__What the exercise asks__.
Can you restate the recession piece from "A quick look" up to and including "bigger debt burden.", renaming "state and local governments" as "states and cities"?

__Excerpt to read__.
--------------------------------

What's Different About "This" Recession?
I am often scolded by my liberal friends about how this past recession (2008) was different, we almost had an economic collapse, it was as bad or worse than the Great Depression, and various other items all underscoring the need for "more stimulus". They claim that we tried lower tax rates, etc.
A quick look at the composition of the stimulus spending in the American Recovery and Reinvestment Act of 2009 (see chart) reveals that the major portion of the spending was to transfers to state and local governments (mostly used for fiscal relief, which is temporary), transfers to persons (temporary) and "Tax Cuts" - almost all of which were temporary in nature. Temporary measures simply cannot provide permanent economic growth. They run out (as they already have), and you end up with more of the original problem that has never been solved in the first place. Plus - an even bigger debt burden.
There are not many cases of economic collapse in modern history and in most cases the economies made a slow but eventual recovery. Interestingly, the advent of crisis has been traced to asset bubbles (e.g., real estate) or imbalances in the financial systems which broke down and paralyzed the real economy. Only after purging out bad debts and driving asset prices to lows, with employment levels and wages severely reduced, have the economies begun a painful and long standing process of recovery.

--------------------------------

__Dataset excerpts__.
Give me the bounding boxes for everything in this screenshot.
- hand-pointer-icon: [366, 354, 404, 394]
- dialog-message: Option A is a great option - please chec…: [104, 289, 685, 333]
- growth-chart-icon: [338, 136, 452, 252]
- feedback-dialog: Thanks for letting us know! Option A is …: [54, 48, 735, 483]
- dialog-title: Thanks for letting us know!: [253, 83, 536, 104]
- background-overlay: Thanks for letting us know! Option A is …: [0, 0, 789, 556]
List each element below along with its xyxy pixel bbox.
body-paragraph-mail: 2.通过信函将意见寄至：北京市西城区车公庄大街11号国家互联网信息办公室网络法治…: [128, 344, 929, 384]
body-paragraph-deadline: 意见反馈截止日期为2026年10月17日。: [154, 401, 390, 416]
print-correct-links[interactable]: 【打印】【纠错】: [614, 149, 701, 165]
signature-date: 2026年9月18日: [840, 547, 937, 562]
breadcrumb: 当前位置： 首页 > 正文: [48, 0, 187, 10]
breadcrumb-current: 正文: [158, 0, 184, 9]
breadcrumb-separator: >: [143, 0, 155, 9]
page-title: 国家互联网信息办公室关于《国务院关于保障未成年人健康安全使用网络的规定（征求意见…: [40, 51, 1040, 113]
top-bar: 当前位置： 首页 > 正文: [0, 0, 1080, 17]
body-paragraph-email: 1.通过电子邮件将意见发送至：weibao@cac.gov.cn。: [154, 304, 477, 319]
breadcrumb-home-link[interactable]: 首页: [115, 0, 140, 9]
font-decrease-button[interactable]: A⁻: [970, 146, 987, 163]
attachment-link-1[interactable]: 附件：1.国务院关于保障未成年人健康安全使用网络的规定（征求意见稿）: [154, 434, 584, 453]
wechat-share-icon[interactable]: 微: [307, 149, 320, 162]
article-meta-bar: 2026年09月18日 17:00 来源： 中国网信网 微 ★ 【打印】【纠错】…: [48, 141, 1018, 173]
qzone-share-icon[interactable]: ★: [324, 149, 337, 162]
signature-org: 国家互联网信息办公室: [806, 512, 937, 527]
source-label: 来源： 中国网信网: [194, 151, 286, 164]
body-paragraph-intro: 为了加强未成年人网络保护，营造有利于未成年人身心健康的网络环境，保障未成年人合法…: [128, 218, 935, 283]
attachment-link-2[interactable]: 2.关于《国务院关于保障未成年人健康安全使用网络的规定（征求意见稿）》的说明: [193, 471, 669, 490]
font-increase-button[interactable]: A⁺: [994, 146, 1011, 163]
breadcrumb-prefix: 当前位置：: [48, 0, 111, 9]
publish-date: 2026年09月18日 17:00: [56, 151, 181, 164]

--------------------------------

__Final result__.
A quick look at the composition of the stimulus spending in the American Recovery and Reinvestment Act of 2009 (see chart) reveals that the major portion of the spending was to transfers to states and cities (mostly used for fiscal relief, which is temporary), transfers to persons (temporary) and "Tax Cuts" - almost all of which were temporary in nature. Temporary measures simply cannot provide permanent economic growth. They run out (as they already have), and you end up with more of the original problem that has never been solved in the first place. Plus - an even bigger debt burden.